#### [WHAT THE EXERCISE ASKS]
Lift out each line of the data that holds "this".
[start of RECORDS SHOWN]
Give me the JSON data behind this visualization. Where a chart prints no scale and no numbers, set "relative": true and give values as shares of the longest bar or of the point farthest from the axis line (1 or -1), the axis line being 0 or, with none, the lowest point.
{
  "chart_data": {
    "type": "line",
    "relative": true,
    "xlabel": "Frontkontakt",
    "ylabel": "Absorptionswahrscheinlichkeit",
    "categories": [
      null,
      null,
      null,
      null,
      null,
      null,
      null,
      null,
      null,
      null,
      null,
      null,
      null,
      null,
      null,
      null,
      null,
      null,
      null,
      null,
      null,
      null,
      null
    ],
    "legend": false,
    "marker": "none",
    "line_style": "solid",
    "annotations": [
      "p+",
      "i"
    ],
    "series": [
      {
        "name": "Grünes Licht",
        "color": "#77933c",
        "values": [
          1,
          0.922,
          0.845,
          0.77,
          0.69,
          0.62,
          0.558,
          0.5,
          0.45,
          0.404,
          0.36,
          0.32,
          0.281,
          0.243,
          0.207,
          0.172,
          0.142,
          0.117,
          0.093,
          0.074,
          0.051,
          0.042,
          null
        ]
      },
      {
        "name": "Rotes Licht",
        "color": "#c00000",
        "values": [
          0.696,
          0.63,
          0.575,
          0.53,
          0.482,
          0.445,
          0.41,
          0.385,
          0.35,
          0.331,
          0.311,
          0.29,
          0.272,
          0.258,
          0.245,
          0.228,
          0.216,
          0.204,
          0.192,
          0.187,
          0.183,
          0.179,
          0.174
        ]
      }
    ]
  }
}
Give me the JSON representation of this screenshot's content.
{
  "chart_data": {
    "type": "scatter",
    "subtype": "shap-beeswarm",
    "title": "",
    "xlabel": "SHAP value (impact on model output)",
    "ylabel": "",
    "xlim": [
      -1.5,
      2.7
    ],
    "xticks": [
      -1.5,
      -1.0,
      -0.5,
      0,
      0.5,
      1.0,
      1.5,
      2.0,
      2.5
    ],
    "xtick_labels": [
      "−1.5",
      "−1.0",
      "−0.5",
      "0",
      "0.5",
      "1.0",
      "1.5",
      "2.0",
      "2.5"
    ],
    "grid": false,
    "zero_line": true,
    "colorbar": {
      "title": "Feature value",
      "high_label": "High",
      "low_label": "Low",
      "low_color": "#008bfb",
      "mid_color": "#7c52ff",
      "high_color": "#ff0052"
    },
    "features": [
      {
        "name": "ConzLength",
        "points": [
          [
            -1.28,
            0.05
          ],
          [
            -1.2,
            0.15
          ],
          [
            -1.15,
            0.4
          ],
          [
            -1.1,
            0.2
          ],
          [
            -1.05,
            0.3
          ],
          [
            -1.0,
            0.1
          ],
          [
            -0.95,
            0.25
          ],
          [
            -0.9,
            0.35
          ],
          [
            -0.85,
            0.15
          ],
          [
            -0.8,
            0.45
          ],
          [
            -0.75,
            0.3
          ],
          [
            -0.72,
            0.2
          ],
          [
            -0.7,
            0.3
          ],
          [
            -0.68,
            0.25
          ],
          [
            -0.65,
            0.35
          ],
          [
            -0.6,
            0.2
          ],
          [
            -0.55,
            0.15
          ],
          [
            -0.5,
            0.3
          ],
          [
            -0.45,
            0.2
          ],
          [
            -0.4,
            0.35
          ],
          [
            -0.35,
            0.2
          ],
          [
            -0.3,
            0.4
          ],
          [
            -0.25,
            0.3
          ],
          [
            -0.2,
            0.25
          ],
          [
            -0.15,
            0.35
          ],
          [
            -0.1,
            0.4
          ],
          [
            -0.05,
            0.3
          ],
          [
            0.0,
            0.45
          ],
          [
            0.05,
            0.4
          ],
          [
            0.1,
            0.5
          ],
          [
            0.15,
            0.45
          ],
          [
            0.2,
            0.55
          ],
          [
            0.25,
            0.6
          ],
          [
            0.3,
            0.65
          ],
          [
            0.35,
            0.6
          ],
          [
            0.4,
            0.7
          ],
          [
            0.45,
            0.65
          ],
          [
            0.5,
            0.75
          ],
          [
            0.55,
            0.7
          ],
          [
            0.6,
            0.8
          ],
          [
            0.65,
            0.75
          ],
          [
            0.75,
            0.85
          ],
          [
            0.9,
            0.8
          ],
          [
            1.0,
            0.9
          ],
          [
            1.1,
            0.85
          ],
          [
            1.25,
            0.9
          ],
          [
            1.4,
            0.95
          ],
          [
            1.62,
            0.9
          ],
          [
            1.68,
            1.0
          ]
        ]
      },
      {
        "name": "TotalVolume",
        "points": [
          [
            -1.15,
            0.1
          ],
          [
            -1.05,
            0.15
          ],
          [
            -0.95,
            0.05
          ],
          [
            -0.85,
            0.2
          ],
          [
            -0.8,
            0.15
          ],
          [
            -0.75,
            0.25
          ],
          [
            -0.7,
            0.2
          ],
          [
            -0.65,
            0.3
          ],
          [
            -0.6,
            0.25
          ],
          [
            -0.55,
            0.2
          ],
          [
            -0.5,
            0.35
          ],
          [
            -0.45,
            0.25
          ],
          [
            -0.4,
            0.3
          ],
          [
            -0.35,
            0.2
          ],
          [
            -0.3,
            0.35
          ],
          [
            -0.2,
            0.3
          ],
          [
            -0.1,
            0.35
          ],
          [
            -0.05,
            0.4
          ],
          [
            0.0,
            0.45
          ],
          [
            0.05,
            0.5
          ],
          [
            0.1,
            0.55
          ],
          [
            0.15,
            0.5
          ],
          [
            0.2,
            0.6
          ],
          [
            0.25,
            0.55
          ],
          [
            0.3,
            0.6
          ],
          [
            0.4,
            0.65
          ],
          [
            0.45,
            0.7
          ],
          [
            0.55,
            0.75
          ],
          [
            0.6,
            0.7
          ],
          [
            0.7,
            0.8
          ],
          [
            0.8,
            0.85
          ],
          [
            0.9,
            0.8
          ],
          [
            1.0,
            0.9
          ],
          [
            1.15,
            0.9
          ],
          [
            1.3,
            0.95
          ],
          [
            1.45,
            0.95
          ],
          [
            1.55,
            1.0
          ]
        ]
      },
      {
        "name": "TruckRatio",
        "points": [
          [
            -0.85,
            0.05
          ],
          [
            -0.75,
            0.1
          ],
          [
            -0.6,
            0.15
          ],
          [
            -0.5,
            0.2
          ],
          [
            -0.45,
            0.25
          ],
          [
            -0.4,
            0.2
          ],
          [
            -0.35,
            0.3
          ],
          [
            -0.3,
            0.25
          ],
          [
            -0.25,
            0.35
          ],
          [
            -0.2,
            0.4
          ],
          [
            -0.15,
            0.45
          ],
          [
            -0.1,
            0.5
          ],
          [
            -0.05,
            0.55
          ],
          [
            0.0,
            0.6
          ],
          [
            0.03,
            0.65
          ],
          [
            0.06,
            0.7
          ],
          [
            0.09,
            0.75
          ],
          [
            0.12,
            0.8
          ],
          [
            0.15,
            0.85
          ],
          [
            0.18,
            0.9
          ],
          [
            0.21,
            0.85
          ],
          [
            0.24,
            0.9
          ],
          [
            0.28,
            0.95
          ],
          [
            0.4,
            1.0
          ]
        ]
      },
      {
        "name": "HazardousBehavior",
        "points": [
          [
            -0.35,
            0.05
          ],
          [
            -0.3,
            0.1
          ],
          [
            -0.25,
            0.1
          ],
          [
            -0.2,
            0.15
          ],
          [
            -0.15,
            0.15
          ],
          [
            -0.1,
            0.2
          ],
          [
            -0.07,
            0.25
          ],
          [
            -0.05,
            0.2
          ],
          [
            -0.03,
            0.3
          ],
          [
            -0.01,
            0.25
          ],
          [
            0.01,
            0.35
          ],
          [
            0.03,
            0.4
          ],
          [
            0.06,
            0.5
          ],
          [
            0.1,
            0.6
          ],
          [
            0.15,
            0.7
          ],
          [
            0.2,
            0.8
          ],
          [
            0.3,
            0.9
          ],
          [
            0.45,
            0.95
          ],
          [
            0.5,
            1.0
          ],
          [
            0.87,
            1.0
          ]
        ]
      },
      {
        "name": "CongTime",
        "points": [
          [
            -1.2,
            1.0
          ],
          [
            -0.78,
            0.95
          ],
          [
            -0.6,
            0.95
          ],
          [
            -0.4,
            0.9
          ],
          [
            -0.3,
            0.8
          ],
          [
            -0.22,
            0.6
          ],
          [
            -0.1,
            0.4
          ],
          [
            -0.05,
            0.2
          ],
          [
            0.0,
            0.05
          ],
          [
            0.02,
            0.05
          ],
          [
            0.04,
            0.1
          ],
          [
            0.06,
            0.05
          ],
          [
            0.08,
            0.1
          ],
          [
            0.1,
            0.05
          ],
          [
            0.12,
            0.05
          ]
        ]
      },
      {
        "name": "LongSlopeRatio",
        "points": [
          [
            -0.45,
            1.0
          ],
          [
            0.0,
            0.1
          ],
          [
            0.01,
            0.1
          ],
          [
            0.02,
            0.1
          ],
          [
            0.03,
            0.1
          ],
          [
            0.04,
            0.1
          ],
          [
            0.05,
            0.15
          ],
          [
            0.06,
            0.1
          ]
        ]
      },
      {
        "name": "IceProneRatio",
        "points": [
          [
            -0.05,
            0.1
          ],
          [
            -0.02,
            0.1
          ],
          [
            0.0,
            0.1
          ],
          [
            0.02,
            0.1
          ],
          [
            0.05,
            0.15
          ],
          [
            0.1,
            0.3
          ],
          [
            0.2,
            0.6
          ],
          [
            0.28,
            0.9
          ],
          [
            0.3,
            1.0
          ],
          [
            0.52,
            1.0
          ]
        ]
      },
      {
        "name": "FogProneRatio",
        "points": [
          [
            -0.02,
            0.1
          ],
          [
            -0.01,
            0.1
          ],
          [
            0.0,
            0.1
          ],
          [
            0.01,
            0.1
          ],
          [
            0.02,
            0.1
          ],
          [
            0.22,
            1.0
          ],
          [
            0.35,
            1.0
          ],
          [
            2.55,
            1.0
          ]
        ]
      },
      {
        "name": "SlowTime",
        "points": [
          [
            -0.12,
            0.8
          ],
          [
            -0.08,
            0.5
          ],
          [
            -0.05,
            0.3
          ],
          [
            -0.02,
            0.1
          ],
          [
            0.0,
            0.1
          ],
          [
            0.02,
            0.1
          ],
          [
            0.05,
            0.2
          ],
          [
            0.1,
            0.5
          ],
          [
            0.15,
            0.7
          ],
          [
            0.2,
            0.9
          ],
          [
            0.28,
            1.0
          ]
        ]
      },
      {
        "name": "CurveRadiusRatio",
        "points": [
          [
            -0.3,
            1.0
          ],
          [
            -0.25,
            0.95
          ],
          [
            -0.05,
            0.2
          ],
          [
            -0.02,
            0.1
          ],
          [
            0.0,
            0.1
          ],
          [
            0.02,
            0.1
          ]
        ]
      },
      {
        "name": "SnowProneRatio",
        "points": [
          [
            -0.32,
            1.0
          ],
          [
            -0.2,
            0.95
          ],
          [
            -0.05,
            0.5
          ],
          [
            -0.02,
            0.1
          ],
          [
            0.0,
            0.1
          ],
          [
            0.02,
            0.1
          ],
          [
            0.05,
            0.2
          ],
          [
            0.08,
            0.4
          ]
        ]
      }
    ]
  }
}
[end of RECORDS SHOWN]
#### [WRITTEN RESPONSE]
Give me the JSON data behind this visualization. Where a chart prints no scale and no numbers, set "relative": true and give values as shares of the longest bar or of the point farthest from the axis line (1 or -1), the axis line being 0 or, with none, the lowest point.
Give me the JSON representation of this screenshot's content.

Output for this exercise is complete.